EXERCISE TASKS
- A) Answer these from the USFL passage:
(i) At which stadium did the Blitz play their inaugural home game?
(ii) What was the wind chill at kickoff?
(iii) How many wins did Red Miller rack up in four seasons as Broncos Head Coach?
Mark your answers (i), (ii), (iii), one per line.
- B) Please repeat the part of the USFL passage from "Quarterback Ken Johnson’s last" up to and including "was abruptly fired.".
- C) Carry on the USFL passage from its final sentence.

* begin PASSAGE PROVIDED *

This was one of the early games of USFL – in fact it was the inaugural home game for the Blitz at Soldier Field on March 20th, 1983.  The USFL was a springtime league and didn’t expect to play a whole lot of games like this one – with a wind chill of 4 degrees at kickoff and snowplows criss crossing the field throughout the afternoon.

Quarterback Ken Johnson’s last second scramble for victory over the Blitz turned out to be a rare highlight for the Denver Gold and their Head Coach Red Miller.  Miller was a tremendously popular figure in Denver.  The temperamental former Broncos Head Coach (1977-1980) led that team during its “Orange Crush” years, racking up 42 wins in four seasons, including the franchise’s first Super Bowl appearance and three trips to the playoffs.  Then, in early 1981, he rubbed new Broncos owner Edgar Kaiser the wrong way and was abruptly fired.

* end PASSAGE PROVIDED *
* begin SUPPLIED RECORDS *

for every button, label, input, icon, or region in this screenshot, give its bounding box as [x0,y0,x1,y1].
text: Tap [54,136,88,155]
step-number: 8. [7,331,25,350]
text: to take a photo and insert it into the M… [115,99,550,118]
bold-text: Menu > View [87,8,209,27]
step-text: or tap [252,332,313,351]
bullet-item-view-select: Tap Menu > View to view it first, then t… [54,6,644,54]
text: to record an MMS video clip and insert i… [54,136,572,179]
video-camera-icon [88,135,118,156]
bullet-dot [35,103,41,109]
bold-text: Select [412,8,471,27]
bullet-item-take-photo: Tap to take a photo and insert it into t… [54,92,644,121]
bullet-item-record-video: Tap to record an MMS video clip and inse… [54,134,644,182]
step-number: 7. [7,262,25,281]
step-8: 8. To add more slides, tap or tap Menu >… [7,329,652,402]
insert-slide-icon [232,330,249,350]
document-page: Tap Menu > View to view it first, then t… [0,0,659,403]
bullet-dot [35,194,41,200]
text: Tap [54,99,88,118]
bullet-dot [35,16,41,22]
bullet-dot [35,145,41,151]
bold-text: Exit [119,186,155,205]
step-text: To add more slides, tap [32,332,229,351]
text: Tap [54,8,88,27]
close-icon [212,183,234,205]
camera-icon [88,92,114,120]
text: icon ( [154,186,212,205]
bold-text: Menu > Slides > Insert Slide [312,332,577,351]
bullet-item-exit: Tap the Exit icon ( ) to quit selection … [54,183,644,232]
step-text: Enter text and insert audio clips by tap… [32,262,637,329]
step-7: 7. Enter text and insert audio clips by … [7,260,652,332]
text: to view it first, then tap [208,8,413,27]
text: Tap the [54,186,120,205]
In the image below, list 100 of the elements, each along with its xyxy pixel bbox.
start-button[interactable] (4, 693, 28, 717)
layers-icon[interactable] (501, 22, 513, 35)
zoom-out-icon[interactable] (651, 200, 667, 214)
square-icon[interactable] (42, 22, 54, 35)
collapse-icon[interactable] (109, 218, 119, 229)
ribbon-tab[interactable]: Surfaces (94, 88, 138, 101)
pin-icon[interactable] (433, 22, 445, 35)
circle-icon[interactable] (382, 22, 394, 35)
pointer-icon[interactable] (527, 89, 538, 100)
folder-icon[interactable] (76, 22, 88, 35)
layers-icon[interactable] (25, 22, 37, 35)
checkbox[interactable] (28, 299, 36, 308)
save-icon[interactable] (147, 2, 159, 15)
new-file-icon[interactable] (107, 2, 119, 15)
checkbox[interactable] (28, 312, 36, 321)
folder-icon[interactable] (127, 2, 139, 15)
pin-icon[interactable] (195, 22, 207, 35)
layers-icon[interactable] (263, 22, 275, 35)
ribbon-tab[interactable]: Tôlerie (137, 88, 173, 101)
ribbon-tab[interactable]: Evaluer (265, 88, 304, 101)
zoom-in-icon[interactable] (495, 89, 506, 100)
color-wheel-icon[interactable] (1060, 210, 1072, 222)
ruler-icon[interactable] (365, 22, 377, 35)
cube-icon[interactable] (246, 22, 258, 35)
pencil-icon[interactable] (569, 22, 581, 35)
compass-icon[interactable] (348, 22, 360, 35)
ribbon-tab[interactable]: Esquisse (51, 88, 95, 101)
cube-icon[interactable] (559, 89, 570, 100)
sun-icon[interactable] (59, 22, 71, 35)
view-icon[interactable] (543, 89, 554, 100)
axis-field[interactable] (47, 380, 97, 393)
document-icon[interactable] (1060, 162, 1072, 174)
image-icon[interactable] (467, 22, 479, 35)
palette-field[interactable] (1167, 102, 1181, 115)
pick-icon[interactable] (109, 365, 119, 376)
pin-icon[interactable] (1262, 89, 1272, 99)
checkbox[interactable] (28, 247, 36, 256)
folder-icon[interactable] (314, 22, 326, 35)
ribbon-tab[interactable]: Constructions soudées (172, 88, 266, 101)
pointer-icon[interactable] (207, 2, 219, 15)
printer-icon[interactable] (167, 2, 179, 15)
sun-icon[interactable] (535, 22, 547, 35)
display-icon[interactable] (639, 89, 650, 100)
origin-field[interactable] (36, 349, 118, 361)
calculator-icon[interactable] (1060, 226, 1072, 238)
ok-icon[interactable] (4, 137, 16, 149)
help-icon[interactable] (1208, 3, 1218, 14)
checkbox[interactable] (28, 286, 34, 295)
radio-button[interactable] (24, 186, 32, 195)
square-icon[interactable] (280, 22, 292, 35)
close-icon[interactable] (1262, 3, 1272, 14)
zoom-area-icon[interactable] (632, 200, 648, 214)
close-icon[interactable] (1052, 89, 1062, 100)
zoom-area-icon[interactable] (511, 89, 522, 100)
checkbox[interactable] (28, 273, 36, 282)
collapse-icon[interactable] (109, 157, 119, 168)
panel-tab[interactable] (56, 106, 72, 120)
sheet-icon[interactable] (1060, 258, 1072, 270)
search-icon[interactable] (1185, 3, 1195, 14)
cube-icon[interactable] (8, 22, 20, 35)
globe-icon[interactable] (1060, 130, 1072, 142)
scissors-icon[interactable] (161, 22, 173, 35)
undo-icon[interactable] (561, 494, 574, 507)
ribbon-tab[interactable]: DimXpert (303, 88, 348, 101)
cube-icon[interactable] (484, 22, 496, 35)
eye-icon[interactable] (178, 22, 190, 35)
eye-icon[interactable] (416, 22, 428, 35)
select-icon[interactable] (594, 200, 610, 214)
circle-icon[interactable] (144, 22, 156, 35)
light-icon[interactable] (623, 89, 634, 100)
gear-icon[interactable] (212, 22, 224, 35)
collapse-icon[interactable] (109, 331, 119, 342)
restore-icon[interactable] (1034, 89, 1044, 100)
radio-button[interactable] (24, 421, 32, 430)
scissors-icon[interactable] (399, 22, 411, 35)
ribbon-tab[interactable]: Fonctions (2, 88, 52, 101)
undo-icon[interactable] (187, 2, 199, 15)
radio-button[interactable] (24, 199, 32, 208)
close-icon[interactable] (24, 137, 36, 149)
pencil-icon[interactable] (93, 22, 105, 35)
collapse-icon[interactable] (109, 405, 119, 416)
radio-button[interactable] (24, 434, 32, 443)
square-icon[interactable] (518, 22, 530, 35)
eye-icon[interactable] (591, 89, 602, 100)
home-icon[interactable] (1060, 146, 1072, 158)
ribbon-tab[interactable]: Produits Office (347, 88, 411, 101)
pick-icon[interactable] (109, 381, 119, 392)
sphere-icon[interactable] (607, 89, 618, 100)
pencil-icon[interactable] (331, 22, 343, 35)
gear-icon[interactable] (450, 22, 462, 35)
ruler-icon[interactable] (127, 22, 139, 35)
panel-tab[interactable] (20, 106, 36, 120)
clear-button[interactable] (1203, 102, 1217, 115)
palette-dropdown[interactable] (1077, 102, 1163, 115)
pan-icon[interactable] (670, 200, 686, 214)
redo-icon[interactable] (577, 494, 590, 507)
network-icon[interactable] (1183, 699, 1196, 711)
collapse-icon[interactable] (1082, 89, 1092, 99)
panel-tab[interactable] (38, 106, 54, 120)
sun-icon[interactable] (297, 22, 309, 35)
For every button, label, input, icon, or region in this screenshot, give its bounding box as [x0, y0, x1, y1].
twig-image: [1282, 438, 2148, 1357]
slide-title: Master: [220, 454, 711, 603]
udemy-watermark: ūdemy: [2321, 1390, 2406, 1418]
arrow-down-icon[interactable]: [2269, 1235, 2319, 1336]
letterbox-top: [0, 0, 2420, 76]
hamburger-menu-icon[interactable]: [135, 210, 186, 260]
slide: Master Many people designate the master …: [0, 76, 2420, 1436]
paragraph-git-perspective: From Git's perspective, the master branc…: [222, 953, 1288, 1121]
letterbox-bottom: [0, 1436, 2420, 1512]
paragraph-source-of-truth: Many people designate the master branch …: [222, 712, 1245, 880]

* end SUPPLIED RECORDS *

TASK ANSWERS
- A)
(i) Soldier Field
(ii) 4 degrees
(iii) 42

- B)
Quarterback Ken Johnson’s last second scramble for victory over the Blitz turned out to be a rare highlight for the Denver Gold and their Head Coach Red Miller.  Miller was a tremendously popular figure in Denver.  The temperamental former Broncos Head Coach (1977-1980) led that team during its “Orange Crush” years, racking up 42 wins in four seasons, including the franchise’s first Super Bowl appearance and three trips to the playoffs.  Then, in early 1981, he rubbed new Broncos owner Edgar Kaiser the wrong way and was abruptly fired.

- C)
Miller signed on with the Gold and the fledgling USFL in 1982 and, in the absence of any stars on the roster, served as the face of the Gold’s marketing heading into the league’s inaugural season in the spring of 1983.  The Gold sold more than 30,000 season tickets at Mile High Stadium.  But once again, Miller had owner problems.  Miller  clashed with Gold chief Ron Blanding over Blanding’s penny-pinching on player personnel and team operations.  Blanding fired Miller in midseason on May 19th, 1983 after a 4-7 start, including four straight losses in Miller’s final month at the helm.

Blanding became the first owner to fire his coach in the history of the young league and, less than a month later, the first owner to put his club up for sale.  Although Blanding refused to say the public outcry over the Miller firing led to his decision to sell, he did cite his family’s discomfort with the public criticism of his personnel moves and low payroll.

Blanding replaced Miller with Craig Morton, the former starting quarterback on Miller’s Broncos teams.  Morton had just concluded his playing career the previous fall with the Broncos and had no previous coaching experience.  The Gold finished the 1983 season 7-11 and out of the playoffs.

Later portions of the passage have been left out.